→ Objective: Retype the records below exactly as they appear, but leave out any pictures.

→ Data entries:

# # # #

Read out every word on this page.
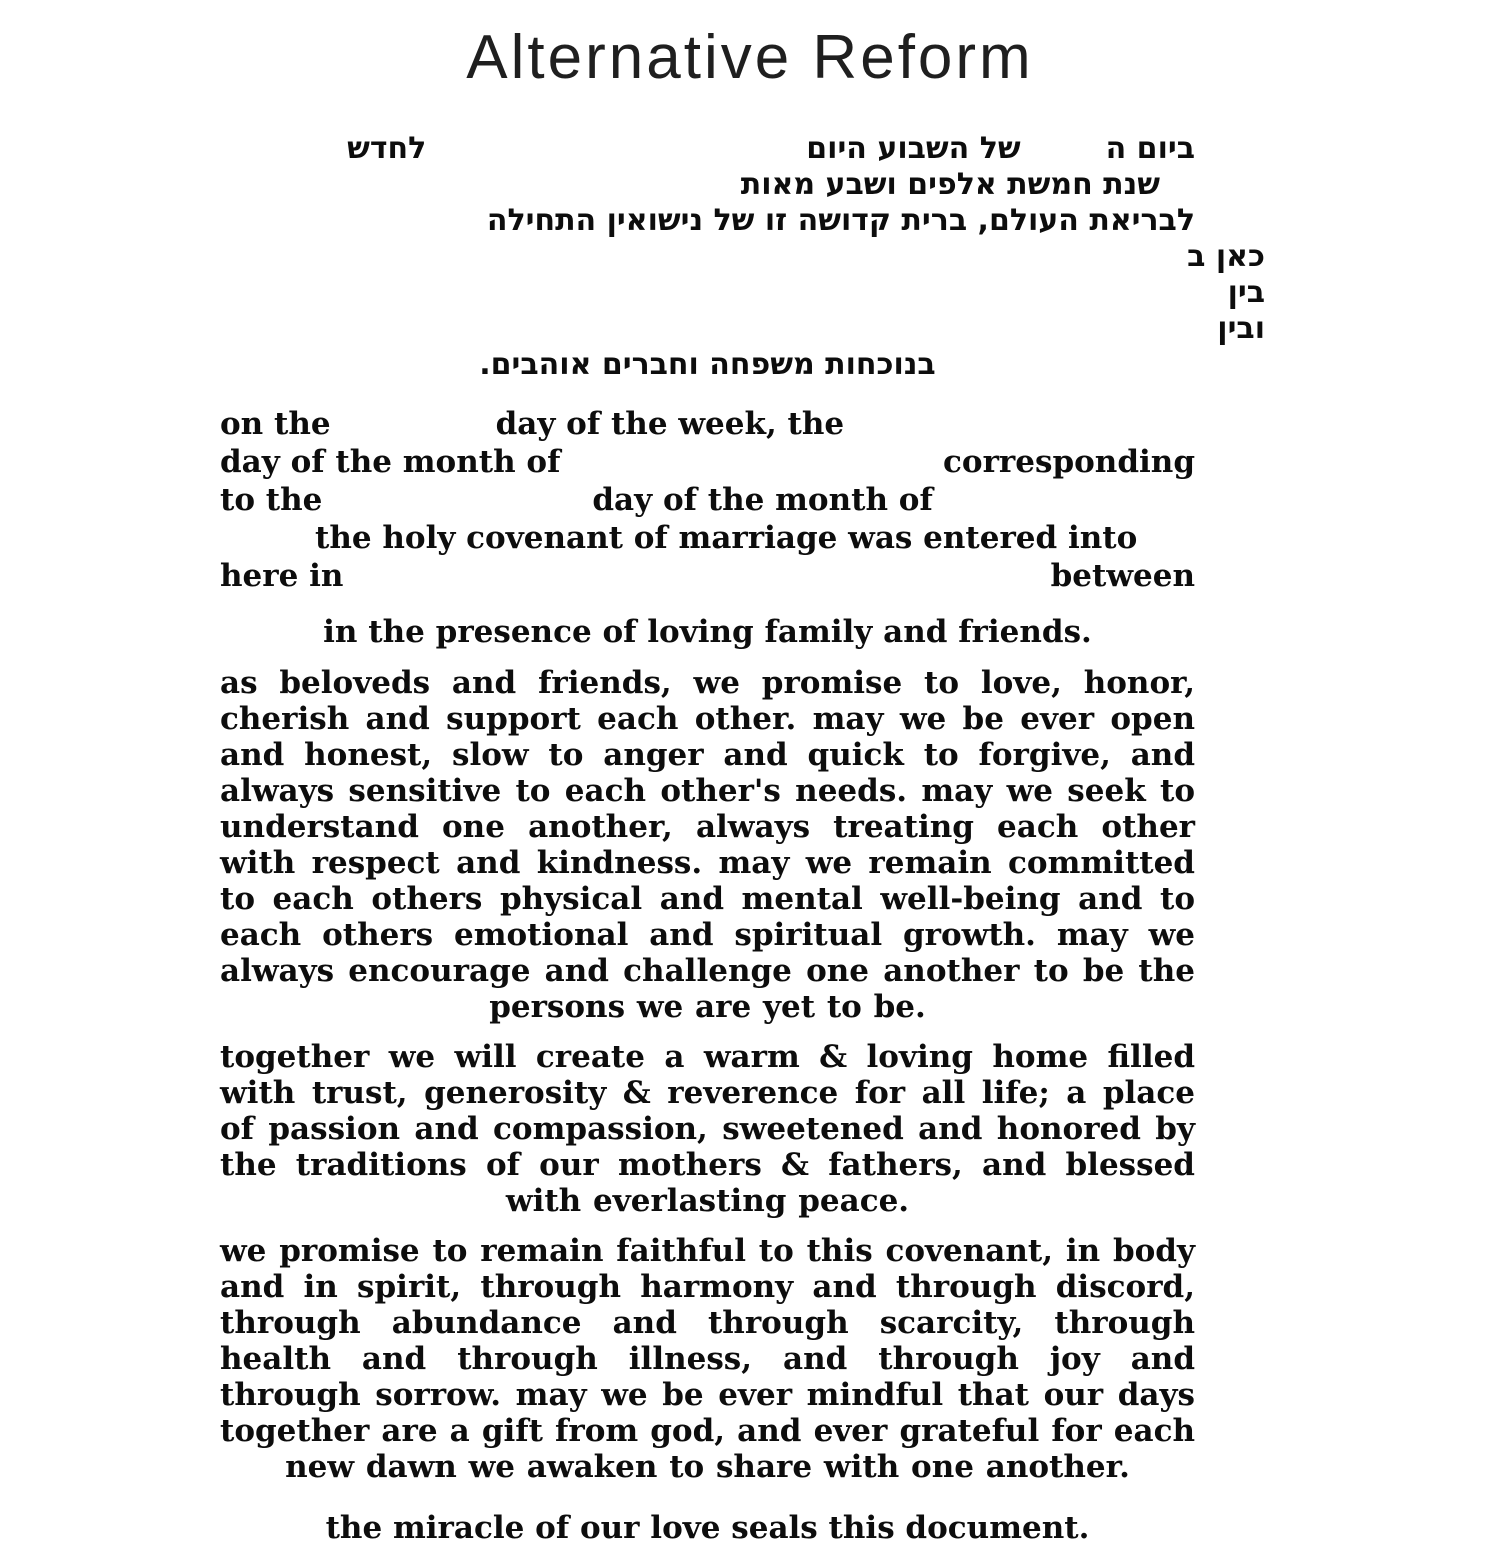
Alternative Reform
ביום השל השבוע היוםלחדש
שנת חמשת אלפים ושבע מאות
לבריאת העולם, ברית קדושה זו של נישואין התחילה
כאן ב
בין
ובין
בנוכחות משפחה וחברים אוהבים.
on the	day of the week, the
day of the month of	corresponding
to the	day of the month of
the holy covenant of marriage was entered into
here in	between
in the presence of loving family and friends.

as beloveds and friends, we promise to love, honor, cherish and support each other. may we be ever open and honest, slow to anger and quick to forgive, and always sensitive to each other's needs. may we seek to understand one another, always treating each other with respect and kindness. may we remain committed to each others physical and mental well-being and to each others emotional and spiritual growth. may we always encourage and challenge one another to be the persons we are yet to be.

together we will create a warm & loving home filled with trust, generosity & reverence for all life; a place of passion and compassion, sweetened and honored by the traditions of our mothers & fathers, and blessed with everlasting peace.

we promise to remain faithful to this covenant, in body and in spirit, through harmony and through discord, through abundance and through scarcity, through health and through illness, and through joy and through sorrow. may we be ever mindful that our days together are a gift from god, and ever grateful for each new dawn we awaken to share with one another.

the miracle of our love seals this document.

# # # #

→ Task output:
Read out every word on this page.
Alternative Reform
ביום השל השבוע היוםלחדש
שנת חמשת אלפים ושבע מאות
לבריאת העולם, ברית קדושה זו של נישואין התחילה
כאן ב
בין
ובין
בנוכחות משפחה וחברים אוהבים.
on the	day of the week, the
day of the month of	corresponding
to the	day of the month of
the holy covenant of marriage was entered into
here in	between
in the presence of loving family and friends.

as beloveds and friends, we promise to love, honor, cherish and support each other. may we be ever open and honest, slow to anger and quick to forgive, and always sensitive to each other's needs. may we seek to understand one another, always treating each other with respect and kindness. may we remain committed to each others physical and mental well-being and to each others emotional and spiritual growth. may we always encourage and challenge one another to be the persons we are yet to be.

together we will create a warm & loving home filled with trust, generosity & reverence for all life; a place of passion and compassion, sweetened and honored by the traditions of our mothers & fathers, and blessed with everlasting peace.

we promise to remain faithful to this covenant, in body and in spirit, through harmony and through discord, through abundance and through scarcity, through health and through illness, and through joy and through sorrow. may we be ever mindful that our days together are a gift from god, and ever grateful for each new dawn we awaken to share with one another.

the miracle of our love seals this document.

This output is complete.